§ **THE EXERCISE**: Reproduce the records below exactly, leaving out any pictures.

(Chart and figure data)
>>>
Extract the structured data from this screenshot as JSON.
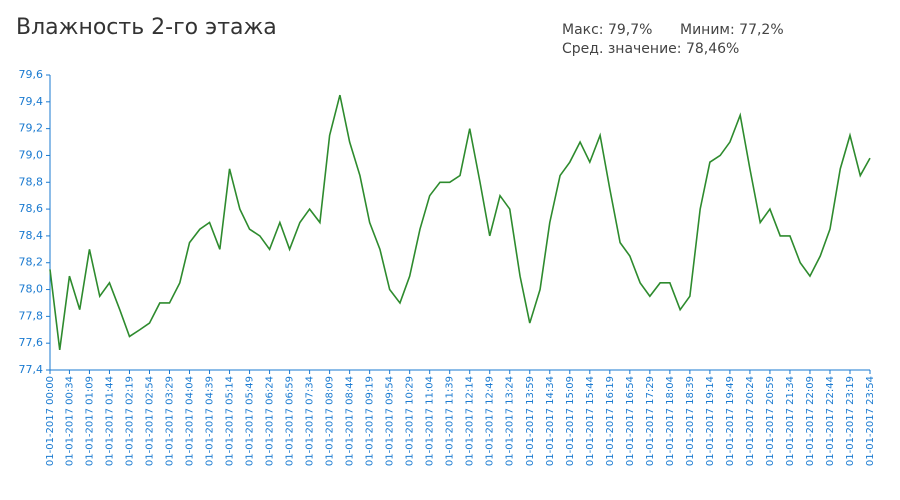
{
  "chart_data": {
    "type": "line",
    "title": "Влажность 2-го этажа",
    "annotations": [
      "Макс: 79,7%",
      "Миним: 77,2%",
      "Сред. значение: 78,46%"
    ],
    "color": "#2e8b2e",
    "axis_color": "#1a7ad0",
    "x": [
      "01-01-2017 00:00",
      "01-01-2017 00:17",
      "01-01-2017 00:34",
      "01-01-2017 00:52",
      "01-01-2017 01:09",
      "01-01-2017 01:27",
      "01-01-2017 01:44",
      "01-01-2017 02:02",
      "01-01-2017 02:19",
      "01-01-2017 02:37",
      "01-01-2017 02:54",
      "01-01-2017 03:12",
      "01-01-2017 03:29",
      "01-01-2017 03:47",
      "01-01-2017 04:04",
      "01-01-2017 04:22",
      "01-01-2017 04:39",
      "01-01-2017 04:57",
      "01-01-2017 05:14",
      "01-01-2017 05:32",
      "01-01-2017 05:49",
      "01-01-2017 06:07",
      "01-01-2017 06:24",
      "01-01-2017 06:42",
      "01-01-2017 06:59",
      "01-01-2017 07:17",
      "01-01-2017 07:34",
      "01-01-2017 07:52",
      "01-01-2017 08:09",
      "01-01-2017 08:27",
      "01-01-2017 08:44",
      "01-01-2017 09:02",
      "01-01-2017 09:19",
      "01-01-2017 09:37",
      "01-01-2017 09:54",
      "01-01-2017 10:12",
      "01-01-2017 10:29",
      "01-01-2017 10:47",
      "01-01-2017 11:04",
      "01-01-2017 11:22",
      "01-01-2017 11:39",
      "01-01-2017 11:57",
      "01-01-2017 12:14",
      "01-01-2017 12:32",
      "01-01-2017 12:49",
      "01-01-2017 13:07",
      "01-01-2017 13:24",
      "01-01-2017 13:42",
      "01-01-2017 13:59",
      "01-01-2017 14:17",
      "01-01-2017 14:34",
      "01-01-2017 14:52",
      "01-01-2017 15:09",
      "01-01-2017 15:27",
      "01-01-2017 15:44",
      "01-01-2017 16:02",
      "01-01-2017 16:19",
      "01-01-2017 16:37",
      "01-01-2017 16:54",
      "01-01-2017 17:12",
      "01-01-2017 17:29",
      "01-01-2017 17:47",
      "01-01-2017 18:04",
      "01-01-2017 18:22",
      "01-01-2017 18:39",
      "01-01-2017 18:57",
      "01-01-2017 19:14",
      "01-01-2017 19:32",
      "01-01-2017 19:49",
      "01-01-2017 20:07",
      "01-01-2017 20:24",
      "01-01-2017 20:42",
      "01-01-2017 20:59",
      "01-01-2017 21:17",
      "01-01-2017 21:34",
      "01-01-2017 21:52",
      "01-01-2017 22:09",
      "01-01-2017 22:27",
      "01-01-2017 22:44",
      "01-01-2017 23:02",
      "01-01-2017 23:19",
      "01-01-2017 23:37",
      "01-01-2017 23:54"
    ],
    "values": [
      78.15,
      77.55,
      78.1,
      77.85,
      78.3,
      77.95,
      78.05,
      77.85,
      77.65,
      77.7,
      77.75,
      77.9,
      77.9,
      78.05,
      78.35,
      78.45,
      78.5,
      78.3,
      78.9,
      78.6,
      78.45,
      78.4,
      78.3,
      78.5,
      78.3,
      78.5,
      78.6,
      78.5,
      79.15,
      79.45,
      79.1,
      78.85,
      78.5,
      78.3,
      78.0,
      77.9,
      78.1,
      78.45,
      78.7,
      78.8,
      78.8,
      78.85,
      79.2,
      78.8,
      78.4,
      78.7,
      78.6,
      78.1,
      77.75,
      78.0,
      78.5,
      78.85,
      78.95,
      79.1,
      78.95,
      79.15,
      78.75,
      78.35,
      78.25,
      78.05,
      77.95,
      78.05,
      78.05,
      77.85,
      77.95,
      78.6,
      78.95,
      79.0,
      79.1,
      79.3,
      78.9,
      78.5,
      78.6,
      78.4,
      78.4,
      78.2,
      78.1,
      78.25,
      78.45,
      78.9,
      79.15,
      78.85,
      78.98
    ],
    "xlim": [
      "01-01-2017 00:00",
      "01-01-2017 23:54"
    ],
    "xticks": [
      "01-01-2017 00:00",
      "01-01-2017 00:34",
      "01-01-2017 01:09",
      "01-01-2017 01:44",
      "01-01-2017 02:19",
      "01-01-2017 02:54",
      "01-01-2017 03:29",
      "01-01-2017 04:04",
      "01-01-2017 04:39",
      "01-01-2017 05:14",
      "01-01-2017 05:49",
      "01-01-2017 06:24",
      "01-01-2017 06:59",
      "01-01-2017 07:34",
      "01-01-2017 08:09",
      "01-01-2017 08:44",
      "01-01-2017 09:19",
      "01-01-2017 09:54",
      "01-01-2017 10:29",
      "01-01-2017 11:04",
      "01-01-2017 11:39",
      "01-01-2017 12:14",
      "01-01-2017 12:49",
      "01-01-2017 13:24",
      "01-01-2017 13:59",
      "01-01-2017 14:34",
      "01-01-2017 15:09",
      "01-01-2017 15:44",
      "01-01-2017 16:19",
      "01-01-2017 16:54",
      "01-01-2017 17:29",
      "01-01-2017 18:04",
      "01-01-2017 18:39",
      "01-01-2017 19:14",
      "01-01-2017 19:49",
      "01-01-2017 20:24",
      "01-01-2017 20:59",
      "01-01-2017 21:34",
      "01-01-2017 22:09",
      "01-01-2017 22:44",
      "01-01-2017 23:19",
      "01-01-2017 23:54"
    ],
    "ylim": [
      77.4,
      79.6
    ],
    "yticks": [
      {
        "value": 77.4,
        "label": "77,4"
      },
      {
        "value": 77.6,
        "label": "77,6"
      },
      {
        "value": 77.8,
        "label": "77,8"
      },
      {
        "value": 78.0,
        "label": "78,0"
      },
      {
        "value": 78.2,
        "label": "78,2"
      },
      {
        "value": 78.4,
        "label": "78,4"
      },
      {
        "value": 78.6,
        "label": "78,6"
      },
      {
        "value": 78.8,
        "label": "78,8"
      },
      {
        "value": 79.0,
        "label": "79,0"
      },
      {
        "value": 79.2,
        "label": "79,2"
      },
      {
        "value": 79.4,
        "label": "79,4"
      },
      {
        "value": 79.6,
        "label": "79,6"
      }
    ]
  }
}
<<<
§ **SOLUTION**:
Extract the structured data from this screenshot as JSON.
{
  "chart_data": {
    "type": "line",
    "title": "Влажность 2-го этажа",
    "annotations": [
      "Макс: 79,7%",
      "Миним: 77,2%",
      "Сред. значение: 78,46%"
    ],
    "color": "#2e8b2e",
    "axis_color": "#1a7ad0",
    "x": [
      "01-01-2017 00:00",
      "01-01-2017 00:17",
      "01-01-2017 00:34",
      "01-01-2017 00:52",
      "01-01-2017 01:09",
      "01-01-2017 01:27",
      "01-01-2017 01:44",
      "01-01-2017 02:02",
      "01-01-2017 02:19",
      "01-01-2017 02:37",
      "01-01-2017 02:54",
      "01-01-2017 03:12",
      "01-01-2017 03:29",
      "01-01-2017 03:47",
      "01-01-2017 04:04",
      "01-01-2017 04:22",
      "01-01-2017 04:39",
      "01-01-2017 04:57",
      "01-01-2017 05:14",
      "01-01-2017 05:32",
      "01-01-2017 05:49",
      "01-01-2017 06:07",
      "01-01-2017 06:24",
      "01-01-2017 06:42",
      "01-01-2017 06:59",
      "01-01-2017 07:17",
      "01-01-2017 07:34",
      "01-01-2017 07:52",
      "01-01-2017 08:09",
      "01-01-2017 08:27",
      "01-01-2017 08:44",
      "01-01-2017 09:02",
      "01-01-2017 09:19",
      "01-01-2017 09:37",
      "01-01-2017 09:54",
      "01-01-2017 10:12",
      "01-01-2017 10:29",
      "01-01-2017 10:47",
      "01-01-2017 11:04",
      "01-01-2017 11:22",
      "01-01-2017 11:39",
      "01-01-2017 11:57",
      "01-01-2017 12:14",
      "01-01-2017 12:32",
      "01-01-2017 12:49",
      "01-01-2017 13:07",
      "01-01-2017 13:24",
      "01-01-2017 13:42",
      "01-01-2017 13:59",
      "01-01-2017 14:17",
      "01-01-2017 14:34",
      "01-01-2017 14:52",
      "01-01-2017 15:09",
      "01-01-2017 15:27",
      "01-01-2017 15:44",
      "01-01-2017 16:02",
      "01-01-2017 16:19",
      "01-01-2017 16:37",
      "01-01-2017 16:54",
      "01-01-2017 17:12",
      "01-01-2017 17:29",
      "01-01-2017 17:47",
      "01-01-2017 18:04",
      "01-01-2017 18:22",
      "01-01-2017 18:39",
      "01-01-2017 18:57",
      "01-01-2017 19:14",
      "01-01-2017 19:32",
      "01-01-2017 19:49",
      "01-01-2017 20:07",
      "01-01-2017 20:24",
      "01-01-2017 20:42",
      "01-01-2017 20:59",
      "01-01-2017 21:17",
      "01-01-2017 21:34",
      "01-01-2017 21:52",
      "01-01-2017 22:09",
      "01-01-2017 22:27",
      "01-01-2017 22:44",
      "01-01-2017 23:02",
      "01-01-2017 23:19",
      "01-01-2017 23:37",
      "01-01-2017 23:54"
    ],
    "values": [
      78.15,
      77.55,
      78.1,
      77.85,
      78.3,
      77.95,
      78.05,
      77.85,
      77.65,
      77.7,
      77.75,
      77.9,
      77.9,
      78.05,
      78.35,
      78.45,
      78.5,
      78.3,
      78.9,
      78.6,
      78.45,
      78.4,
      78.3,
      78.5,
      78.3,
      78.5,
      78.6,
      78.5,
      79.15,
      79.45,
      79.1,
      78.85,
      78.5,
      78.3,
      78.0,
      77.9,
      78.1,
      78.45,
      78.7,
      78.8,
      78.8,
      78.85,
      79.2,
      78.8,
      78.4,
      78.7,
      78.6,
      78.1,
      77.75,
      78.0,
      78.5,
      78.85,
      78.95,
      79.1,
      78.95,
      79.15,
      78.75,
      78.35,
      78.25,
      78.05,
      77.95,
      78.05,
      78.05,
      77.85,
      77.95,
      78.6,
      78.95,
      79.0,
      79.1,
      79.3,
      78.9,
      78.5,
      78.6,
      78.4,
      78.4,
      78.2,
      78.1,
      78.25,
      78.45,
      78.9,
      79.15,
      78.85,
      78.98
    ],
    "xlim": [
      "01-01-2017 00:00",
      "01-01-2017 23:54"
    ],
    "xticks": [
      "01-01-2017 00:00",
      "01-01-2017 00:34",
      "01-01-2017 01:09",
      "01-01-2017 01:44",
      "01-01-2017 02:19",
      "01-01-2017 02:54",
      "01-01-2017 03:29",
      "01-01-2017 04:04",
      "01-01-2017 04:39",
      "01-01-2017 05:14",
      "01-01-2017 05:49",
      "01-01-2017 06:24",
      "01-01-2017 06:59",
      "01-01-2017 07:34",
      "01-01-2017 08:09",
      "01-01-2017 08:44",
      "01-01-2017 09:19",
      "01-01-2017 09:54",
      "01-01-2017 10:29",
      "01-01-2017 11:04",
      "01-01-2017 11:39",
      "01-01-2017 12:14",
      "01-01-2017 12:49",
      "01-01-2017 13:24",
      "01-01-2017 13:59",
      "01-01-2017 14:34",
      "01-01-2017 15:09",
      "01-01-2017 15:44",
      "01-01-2017 16:19",
      "01-01-2017 16:54",
      "01-01-2017 17:29",
      "01-01-2017 18:04",
      "01-01-2017 18:39",
      "01-01-2017 19:14",
      "01-01-2017 19:49",
      "01-01-2017 20:24",
      "01-01-2017 20:59",
      "01-01-2017 21:34",
      "01-01-2017 22:09",
      "01-01-2017 22:44",
      "01-01-2017 23:19",
      "01-01-2017 23:54"
    ],
    "ylim": [
      77.4,
      79.6
    ],
    "yticks": [
      {
        "value": 77.4,
        "label": "77,4"
      },
      {
        "value": 77.6,
        "label": "77,6"
      },
      {
        "value": 77.8,
        "label": "77,8"
      },
      {
        "value": 78.0,
        "label": "78,0"
      },
      {
        "value": 78.2,
        "label": "78,2"
      },
      {
        "value": 78.4,
        "label": "78,4"
      },
      {
        "value": 78.6,
        "label": "78,6"
      },
      {
        "value": 78.8,
        "label": "78,8"
      },
      {
        "value": 79.0,
        "label": "79,0"
      },
      {
        "value": 79.2,
        "label": "79,2"
      },
      {
        "value": 79.4,
        "label": "79,4"
      },
      {
        "value": 79.6,
        "label": "79,6"
      }
    ]
  }
}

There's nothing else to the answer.